* Exercise: Below are the records; collect from them each line containing the string "соответствующей".

* Material to process:

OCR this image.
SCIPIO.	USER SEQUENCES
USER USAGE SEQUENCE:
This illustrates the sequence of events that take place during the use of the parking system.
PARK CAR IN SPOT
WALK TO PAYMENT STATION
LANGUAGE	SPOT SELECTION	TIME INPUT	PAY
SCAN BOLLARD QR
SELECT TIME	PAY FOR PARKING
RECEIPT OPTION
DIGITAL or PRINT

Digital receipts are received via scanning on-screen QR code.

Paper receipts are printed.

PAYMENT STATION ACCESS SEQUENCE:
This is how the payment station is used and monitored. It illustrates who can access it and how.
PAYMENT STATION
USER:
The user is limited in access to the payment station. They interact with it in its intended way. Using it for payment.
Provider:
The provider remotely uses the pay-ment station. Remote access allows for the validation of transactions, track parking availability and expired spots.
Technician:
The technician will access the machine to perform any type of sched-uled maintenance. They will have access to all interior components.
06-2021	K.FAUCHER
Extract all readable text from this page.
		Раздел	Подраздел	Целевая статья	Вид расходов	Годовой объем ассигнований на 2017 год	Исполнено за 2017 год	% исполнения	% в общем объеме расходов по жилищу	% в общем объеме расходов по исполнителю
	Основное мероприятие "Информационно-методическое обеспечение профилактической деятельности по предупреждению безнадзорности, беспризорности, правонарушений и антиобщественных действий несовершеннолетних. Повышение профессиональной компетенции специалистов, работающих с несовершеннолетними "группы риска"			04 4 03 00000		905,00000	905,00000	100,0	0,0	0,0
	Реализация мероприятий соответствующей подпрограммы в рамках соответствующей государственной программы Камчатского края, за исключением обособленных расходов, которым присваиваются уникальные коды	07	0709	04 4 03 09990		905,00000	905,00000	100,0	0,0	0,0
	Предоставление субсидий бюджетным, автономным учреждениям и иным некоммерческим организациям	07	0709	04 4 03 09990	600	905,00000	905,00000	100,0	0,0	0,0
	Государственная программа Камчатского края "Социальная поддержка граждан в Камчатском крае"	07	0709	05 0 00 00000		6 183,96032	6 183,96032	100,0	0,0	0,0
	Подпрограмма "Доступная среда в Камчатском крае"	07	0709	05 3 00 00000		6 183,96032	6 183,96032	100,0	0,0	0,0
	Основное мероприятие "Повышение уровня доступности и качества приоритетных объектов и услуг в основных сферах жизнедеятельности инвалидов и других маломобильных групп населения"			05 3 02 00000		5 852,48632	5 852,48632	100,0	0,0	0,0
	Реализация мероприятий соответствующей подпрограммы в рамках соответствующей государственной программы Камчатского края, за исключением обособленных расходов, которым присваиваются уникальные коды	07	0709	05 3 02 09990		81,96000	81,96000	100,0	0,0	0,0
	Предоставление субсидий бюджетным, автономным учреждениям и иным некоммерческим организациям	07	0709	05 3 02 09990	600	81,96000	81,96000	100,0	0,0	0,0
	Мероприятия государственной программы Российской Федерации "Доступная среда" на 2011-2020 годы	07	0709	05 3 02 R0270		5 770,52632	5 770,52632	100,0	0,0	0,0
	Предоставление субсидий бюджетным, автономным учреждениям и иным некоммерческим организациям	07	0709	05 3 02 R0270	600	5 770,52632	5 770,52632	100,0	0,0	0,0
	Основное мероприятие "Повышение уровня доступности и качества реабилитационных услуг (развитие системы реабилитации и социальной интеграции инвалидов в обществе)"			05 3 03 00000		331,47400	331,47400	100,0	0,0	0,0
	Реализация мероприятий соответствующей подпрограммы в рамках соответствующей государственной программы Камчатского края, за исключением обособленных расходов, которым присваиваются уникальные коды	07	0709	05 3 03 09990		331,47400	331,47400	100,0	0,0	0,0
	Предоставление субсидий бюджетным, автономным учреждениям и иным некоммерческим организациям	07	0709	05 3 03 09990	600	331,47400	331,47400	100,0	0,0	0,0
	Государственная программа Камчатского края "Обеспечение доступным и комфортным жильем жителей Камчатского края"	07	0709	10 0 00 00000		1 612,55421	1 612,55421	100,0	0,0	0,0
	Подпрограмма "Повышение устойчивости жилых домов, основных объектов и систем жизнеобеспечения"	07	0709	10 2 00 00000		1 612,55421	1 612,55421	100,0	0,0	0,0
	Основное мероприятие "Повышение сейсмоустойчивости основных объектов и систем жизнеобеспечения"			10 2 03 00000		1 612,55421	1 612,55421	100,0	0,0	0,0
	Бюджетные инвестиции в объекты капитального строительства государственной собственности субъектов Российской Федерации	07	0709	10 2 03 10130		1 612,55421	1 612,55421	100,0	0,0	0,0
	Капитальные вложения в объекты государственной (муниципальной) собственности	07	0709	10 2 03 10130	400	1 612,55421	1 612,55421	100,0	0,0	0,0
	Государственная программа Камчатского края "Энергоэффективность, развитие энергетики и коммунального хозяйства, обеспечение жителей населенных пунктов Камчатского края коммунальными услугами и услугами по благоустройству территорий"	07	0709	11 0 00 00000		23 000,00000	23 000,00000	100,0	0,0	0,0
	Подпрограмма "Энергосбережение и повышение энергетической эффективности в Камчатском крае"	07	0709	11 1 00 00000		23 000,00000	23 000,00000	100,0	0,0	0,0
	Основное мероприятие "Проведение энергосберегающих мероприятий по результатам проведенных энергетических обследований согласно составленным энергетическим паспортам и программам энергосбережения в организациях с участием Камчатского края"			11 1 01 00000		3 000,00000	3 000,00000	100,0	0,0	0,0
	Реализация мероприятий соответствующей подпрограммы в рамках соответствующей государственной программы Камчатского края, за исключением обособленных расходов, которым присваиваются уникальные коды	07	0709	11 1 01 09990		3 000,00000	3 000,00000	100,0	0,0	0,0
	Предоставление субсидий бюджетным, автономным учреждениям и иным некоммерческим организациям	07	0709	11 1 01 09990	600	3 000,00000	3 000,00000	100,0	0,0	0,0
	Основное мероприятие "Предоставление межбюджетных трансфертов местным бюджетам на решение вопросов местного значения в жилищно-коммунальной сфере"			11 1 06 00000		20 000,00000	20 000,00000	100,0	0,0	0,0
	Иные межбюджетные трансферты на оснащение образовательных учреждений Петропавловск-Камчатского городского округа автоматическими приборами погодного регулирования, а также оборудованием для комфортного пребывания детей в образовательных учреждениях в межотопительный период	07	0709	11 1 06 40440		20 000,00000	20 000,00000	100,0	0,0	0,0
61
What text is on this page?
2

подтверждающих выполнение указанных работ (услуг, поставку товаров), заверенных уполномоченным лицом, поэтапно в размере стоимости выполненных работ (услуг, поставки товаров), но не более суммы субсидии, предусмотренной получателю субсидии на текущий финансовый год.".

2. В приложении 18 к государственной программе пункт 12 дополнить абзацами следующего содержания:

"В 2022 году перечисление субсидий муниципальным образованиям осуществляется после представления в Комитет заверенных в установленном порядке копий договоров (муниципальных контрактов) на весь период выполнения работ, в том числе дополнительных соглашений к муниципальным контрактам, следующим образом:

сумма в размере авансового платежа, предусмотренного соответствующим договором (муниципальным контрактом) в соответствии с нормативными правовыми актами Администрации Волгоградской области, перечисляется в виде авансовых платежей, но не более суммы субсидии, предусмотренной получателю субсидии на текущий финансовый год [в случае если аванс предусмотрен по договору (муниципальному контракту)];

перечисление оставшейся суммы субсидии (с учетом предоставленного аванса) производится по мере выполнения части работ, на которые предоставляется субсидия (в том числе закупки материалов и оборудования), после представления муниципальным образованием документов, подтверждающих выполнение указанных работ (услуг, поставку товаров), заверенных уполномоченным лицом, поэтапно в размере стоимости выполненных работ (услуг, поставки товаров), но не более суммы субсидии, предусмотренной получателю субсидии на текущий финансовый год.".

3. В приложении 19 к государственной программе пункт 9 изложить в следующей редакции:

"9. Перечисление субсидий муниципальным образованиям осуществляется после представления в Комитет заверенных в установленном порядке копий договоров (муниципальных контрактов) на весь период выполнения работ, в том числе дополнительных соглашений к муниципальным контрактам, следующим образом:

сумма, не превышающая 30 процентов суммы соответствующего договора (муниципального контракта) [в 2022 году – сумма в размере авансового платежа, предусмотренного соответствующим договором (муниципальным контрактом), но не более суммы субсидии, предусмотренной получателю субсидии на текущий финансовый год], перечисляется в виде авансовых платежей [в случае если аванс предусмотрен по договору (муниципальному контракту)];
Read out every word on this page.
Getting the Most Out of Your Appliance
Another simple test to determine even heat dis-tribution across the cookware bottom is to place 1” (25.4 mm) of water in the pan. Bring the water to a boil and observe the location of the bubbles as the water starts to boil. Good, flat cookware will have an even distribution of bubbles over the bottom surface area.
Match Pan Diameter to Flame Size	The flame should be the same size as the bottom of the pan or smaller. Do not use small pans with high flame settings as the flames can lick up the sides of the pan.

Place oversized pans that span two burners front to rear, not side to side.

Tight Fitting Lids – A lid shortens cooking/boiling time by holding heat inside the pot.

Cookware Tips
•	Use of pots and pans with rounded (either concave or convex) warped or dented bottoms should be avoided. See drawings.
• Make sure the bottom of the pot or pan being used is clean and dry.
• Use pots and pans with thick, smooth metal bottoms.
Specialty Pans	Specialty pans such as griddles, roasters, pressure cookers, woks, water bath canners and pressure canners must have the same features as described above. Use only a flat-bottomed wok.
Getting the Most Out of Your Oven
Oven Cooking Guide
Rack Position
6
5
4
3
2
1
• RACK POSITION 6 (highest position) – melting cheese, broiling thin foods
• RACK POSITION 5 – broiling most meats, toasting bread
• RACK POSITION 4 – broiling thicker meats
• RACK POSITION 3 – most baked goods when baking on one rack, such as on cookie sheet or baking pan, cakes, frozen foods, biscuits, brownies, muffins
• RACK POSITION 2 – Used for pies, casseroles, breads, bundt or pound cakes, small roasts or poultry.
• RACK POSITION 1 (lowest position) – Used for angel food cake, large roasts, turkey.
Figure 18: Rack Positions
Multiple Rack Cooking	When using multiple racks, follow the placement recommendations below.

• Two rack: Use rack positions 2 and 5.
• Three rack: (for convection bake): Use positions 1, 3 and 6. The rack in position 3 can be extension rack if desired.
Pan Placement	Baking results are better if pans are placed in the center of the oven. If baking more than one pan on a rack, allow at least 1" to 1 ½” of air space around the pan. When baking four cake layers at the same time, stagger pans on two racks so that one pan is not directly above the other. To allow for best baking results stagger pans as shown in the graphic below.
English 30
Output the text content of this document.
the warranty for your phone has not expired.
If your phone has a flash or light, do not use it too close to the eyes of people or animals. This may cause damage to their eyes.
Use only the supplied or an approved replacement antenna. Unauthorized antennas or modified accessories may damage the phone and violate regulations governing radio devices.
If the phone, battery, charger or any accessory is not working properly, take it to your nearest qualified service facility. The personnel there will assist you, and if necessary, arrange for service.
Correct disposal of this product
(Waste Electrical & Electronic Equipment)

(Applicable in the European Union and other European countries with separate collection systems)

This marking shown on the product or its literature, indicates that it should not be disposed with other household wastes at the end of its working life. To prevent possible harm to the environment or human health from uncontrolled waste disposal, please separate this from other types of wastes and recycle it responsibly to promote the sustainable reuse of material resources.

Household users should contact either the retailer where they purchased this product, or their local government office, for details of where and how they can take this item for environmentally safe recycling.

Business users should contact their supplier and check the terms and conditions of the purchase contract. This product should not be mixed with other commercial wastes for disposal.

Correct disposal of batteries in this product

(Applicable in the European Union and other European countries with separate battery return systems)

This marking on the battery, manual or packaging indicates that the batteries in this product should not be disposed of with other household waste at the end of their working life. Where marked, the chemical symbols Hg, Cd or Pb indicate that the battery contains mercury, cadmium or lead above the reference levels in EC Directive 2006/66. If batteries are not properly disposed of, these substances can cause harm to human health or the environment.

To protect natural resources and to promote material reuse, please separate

* Solution to the problem:
	Реализация мероприятий соответствующей подпрограммы в рамках соответствующей государственной программы Камчатского края, за исключением обособленных расходов, которым присваиваются уникальные коды	07	0709	04 4 03 09990		905,00000	905,00000	100,0	0,0	0,0
	Реализация мероприятий соответствующей подпрограммы в рамках соответствующей государственной программы Камчатского края, за исключением обособленных расходов, которым присваиваются уникальные коды	07	0709	05 3 02 09990		81,96000	81,96000	100,0	0,0	0,0
	Реализация мероприятий соответствующей подпрограммы в рамках соответствующей государственной программы Камчатского края, за исключением обособленных расходов, которым присваиваются уникальные коды	07	0709	05 3 03 09990		331,47400	331,47400	100,0	0,0	0,0
	Реализация мероприятий соответствующей подпрограммы в рамках соответствующей государственной программы Камчатского края, за исключением обособленных расходов, которым присваиваются уникальные коды	07	0709	11 1 01 09990		3 000,00000	3 000,00000	100,0	0,0	0,0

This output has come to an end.